**** DATA TO PROCESS ****

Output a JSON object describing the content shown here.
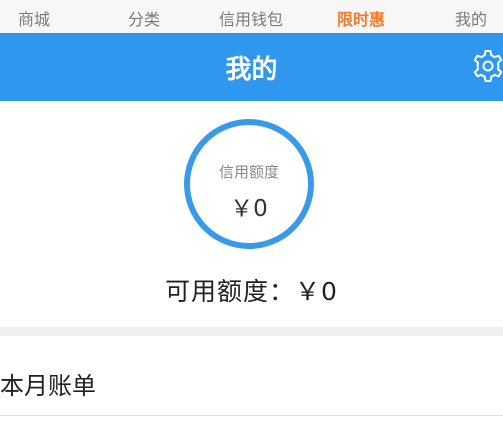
{
  "top_nav": {
    "tabs": [
      {
        "label": "商城"
      },
      {
        "label": "分类"
      },
      {
        "label": "信用钱包"
      },
      {
        "label": "限时惠"
      },
      {
        "label": "我的"
      }
    ],
    "active_index": 3,
    "active_color": "#ef7d2c"
  },
  "header": {
    "title": "我的",
    "settings_icon": "gear-icon",
    "background_color": "#2f97ee"
  },
  "credit": {
    "circle_label": "信用额度",
    "circle_value": "￥0",
    "available_text": "可用额度：￥0",
    "ring_color": "#3a9ae8"
  },
  "bill": {
    "label": "本月账单"
  }
}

****

TO BE DONE:
Print every record above exactly as written, leaving out the pictures.

WRITTEN RESPONSE:
Output a JSON object describing the content shown here.
{
  "top_nav": {
    "tabs": [
      {
        "label": "商城"
      },
      {
        "label": "分类"
      },
      {
        "label": "信用钱包"
      },
      {
        "label": "限时惠"
      },
      {
        "label": "我的"
      }
    ],
    "active_index": 3,
    "active_color": "#ef7d2c"
  },
  "header": {
    "title": "我的",
    "settings_icon": "gear-icon",
    "background_color": "#2f97ee"
  },
  "credit": {
    "circle_label": "信用额度",
    "circle_value": "￥0",
    "available_text": "可用额度：￥0",
    "ring_color": "#3a9ae8"
  },
  "bill": {
    "label": "本月账单"
  }
}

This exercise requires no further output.